- Exercise inputs -
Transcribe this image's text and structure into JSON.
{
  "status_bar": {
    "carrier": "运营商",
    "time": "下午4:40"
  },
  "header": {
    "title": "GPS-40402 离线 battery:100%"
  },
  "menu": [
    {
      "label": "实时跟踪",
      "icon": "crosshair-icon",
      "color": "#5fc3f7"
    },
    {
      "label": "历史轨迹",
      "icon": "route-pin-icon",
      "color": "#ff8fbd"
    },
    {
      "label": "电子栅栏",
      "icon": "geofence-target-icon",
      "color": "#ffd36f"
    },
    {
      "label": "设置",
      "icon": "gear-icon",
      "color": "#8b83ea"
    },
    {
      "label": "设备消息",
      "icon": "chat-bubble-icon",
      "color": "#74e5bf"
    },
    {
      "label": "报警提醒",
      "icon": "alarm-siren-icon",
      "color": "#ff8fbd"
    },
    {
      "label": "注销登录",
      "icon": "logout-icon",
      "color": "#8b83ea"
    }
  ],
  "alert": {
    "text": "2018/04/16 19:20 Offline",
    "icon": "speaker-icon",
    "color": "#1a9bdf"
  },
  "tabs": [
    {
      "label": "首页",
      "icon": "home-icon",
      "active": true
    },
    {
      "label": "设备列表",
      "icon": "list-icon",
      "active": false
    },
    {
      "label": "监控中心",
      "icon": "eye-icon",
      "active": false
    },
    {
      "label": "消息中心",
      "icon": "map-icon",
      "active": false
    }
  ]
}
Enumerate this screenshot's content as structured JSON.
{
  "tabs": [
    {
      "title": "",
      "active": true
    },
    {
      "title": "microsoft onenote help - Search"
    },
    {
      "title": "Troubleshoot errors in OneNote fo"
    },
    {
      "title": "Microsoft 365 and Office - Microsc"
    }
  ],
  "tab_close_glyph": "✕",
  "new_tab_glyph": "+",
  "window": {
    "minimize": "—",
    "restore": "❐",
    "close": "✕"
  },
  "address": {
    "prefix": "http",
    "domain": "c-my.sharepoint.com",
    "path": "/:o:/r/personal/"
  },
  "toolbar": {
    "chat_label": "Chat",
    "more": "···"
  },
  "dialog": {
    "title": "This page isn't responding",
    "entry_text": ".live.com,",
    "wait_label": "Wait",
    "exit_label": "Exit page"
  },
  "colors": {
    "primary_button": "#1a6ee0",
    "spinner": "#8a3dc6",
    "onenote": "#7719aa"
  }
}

- What to do -
Output the lines from the line containing "Enumerate this screenshot's" to the end, both included; add nothing.

- Written response -
Enumerate this screenshot's content as structured JSON.
{
  "tabs": [
    {
      "title": "",
      "active": true
    },
    {
      "title": "microsoft onenote help - Search"
    },
    {
      "title": "Troubleshoot errors in OneNote fo"
    },
    {
      "title": "Microsoft 365 and Office - Microsc"
    }
  ],
  "tab_close_glyph": "✕",
  "new_tab_glyph": "+",
  "window": {
    "minimize": "—",
    "restore": "❐",
    "close": "✕"
  },
  "address": {
    "prefix": "http",
    "domain": "c-my.sharepoint.com",
    "path": "/:o:/r/personal/"
  },
  "toolbar": {
    "chat_label": "Chat",
    "more": "···"
  },
  "dialog": {
    "title": "This page isn't responding",
    "entry_text": ".live.com,",
    "wait_label": "Wait",
    "exit_label": "Exit page"
  },
  "colors": {
    "primary_button": "#1a6ee0",
    "spinner": "#8a3dc6",
    "onenote": "#7719aa"
  }
}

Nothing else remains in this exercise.